_DOCUMENT PASSAGE_.
+++
On 08/12/16 02:13, Stephen Boyd wrote:
> On 10/21, Tero Kristo wrote:
>> diff --git a/drivers/clk/Kconfig b/drivers/clk/Kconfig
>> index 6a8ac04..dce08a7 100644
>> --- a/drivers/clk/Kconfig
>> +++ b/drivers/clk/Kconfig
>> @@ -169,6 +169,15 @@ config COMMON_CLK_NXP
>>  	---help---
>>  	  Support for clock providers on NXP platforms.
>>
>> +config TI_SCI_CLK
>> +	tristate "TI System Control Interface clock drivers"
>> +	depends on (TI_SCI_PROTOCOL && COMMON_CLK_KEYSTONE) || COMPILE_TEST
>
> Given that we depend on COMMON_CLK_KEYSTONE (just for the
> Makefile dependency?) this should be moved to right below the
> COMMON_CLK_KEYSTONE config. And we should consider making a
> Kconfig file in drivers/clk/keystone/ to hold both those configs
> instead of having them at the toplevel.

Its a makefile dependency only right now. I'll have a look at how to 
handle this properly.

>
>> +	default TI_SCI_PROTOCOL
>> +	---help---
>> +	  This adds the clock driver support over TI System Control Interface.
>> +	  If you wish to use clock resources from the PMMC firmware, say Y.
>> +	  Otherwise, say N.
>> +
>>  config COMMON_CLK_PALMAS
>>  	tristate "Clock driver for TI Palmas devices"
+++
_GIVEN INSTRUCTION 1_.
Answer these questions from the clock driver review thread.
(a) What default value does the patch give the TI_SCI_CLK option?
(b) In which directory does the reviewer suggest creating a new Kconfig file?
(c) What kind of dependency on COMMON_CLK_KEYSTONE exists right now, according to the reply?
_GIVEN INSTRUCTION 2_. Extend the clock driver review thread beyond its final line.

_RAW DATA_.
+++
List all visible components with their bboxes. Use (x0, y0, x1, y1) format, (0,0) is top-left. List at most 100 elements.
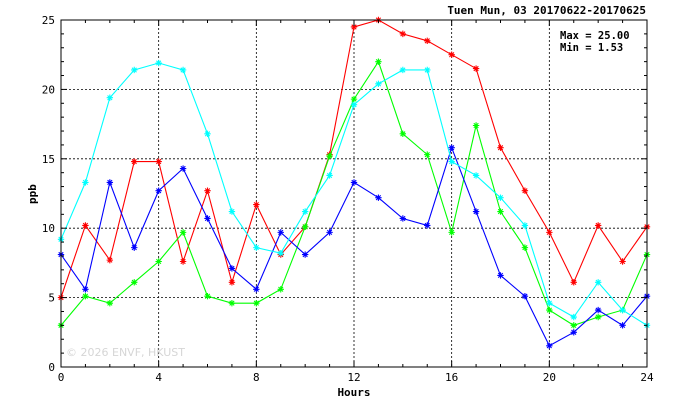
+++
_EXPECTED ANSWER 1_.
(a) TI_SCI_PROTOCOL
(b) drivers/clk/keystone/
(c) A makefile dependency only

_EXPECTED ANSWER 2_.
>>  	depends on MFD_PALMAS
>> diff --git a/drivers/clk/keystone/Makefile b/drivers/clk/keystone/Makefile
>> index 0477cf6..0e7993d 100644
>> --- a/drivers/clk/keystone/Makefile
>> +++ b/drivers/clk/keystone/Makefile
>> @@ -1 +1,2 @@
>>  obj-y			+= pll.o gate.o
>> +obj-$(CONFIG_TI_SCI_CLK)	+= sci-clk.o
>> diff --git a/drivers/clk/keystone/sci-clk.c b/drivers/clk/keystone/sci-clk.c
>> new file mode 100644
>> index 0000000..f6af5bd
>> --- /dev/null
>> +++ b/drivers/clk/keystone/sci-clk.c
>> @@ -0,0 +1,589 @@
> [...]
>> +
>> +/**
>> + * sci_clk_recalc_rate - Get clock rate for a TI SCI clock
>> + * @hw: clock to get rate for
>> + * @parent_rate: parent rate provided by common clock framework, not used
>> + *
>> + * Gets the current clock rate of a TI SCI clock. Returns the current
>> + * clock rate, or zero in failure.
>> + */
>> +static unsigned long sci_clk_recalc_rate(struct clk_hw *hw,
>> +					 unsigned long parent_rate)
>> +{
>> +	struct sci_clk *clk = to_sci_clk(hw);
>> +	u64 freq;
>> +	int ret;
>> +
>> +	ret = clk->provider->ops->get_freq(clk->provider->sci, clk->dev_id,
>> +					   clk->clk_id, &freq);
>> +	if (ret) {
>> +		dev_err(clk->provider->dev,
>> +			"recalc-rate failed for dev=%d, clk=%d, ret=%d\n",
>> +			clk->dev_id, clk->clk_id, ret);
>> +		return 0;
>> +	}
>> +
>> +	return (u32)freq;
>
> Do we need the cast? sizeof(u32) doesn't always equal
> sizeof(unsigned long).

Hmm, not sure where that came from. But yea, can be dropped.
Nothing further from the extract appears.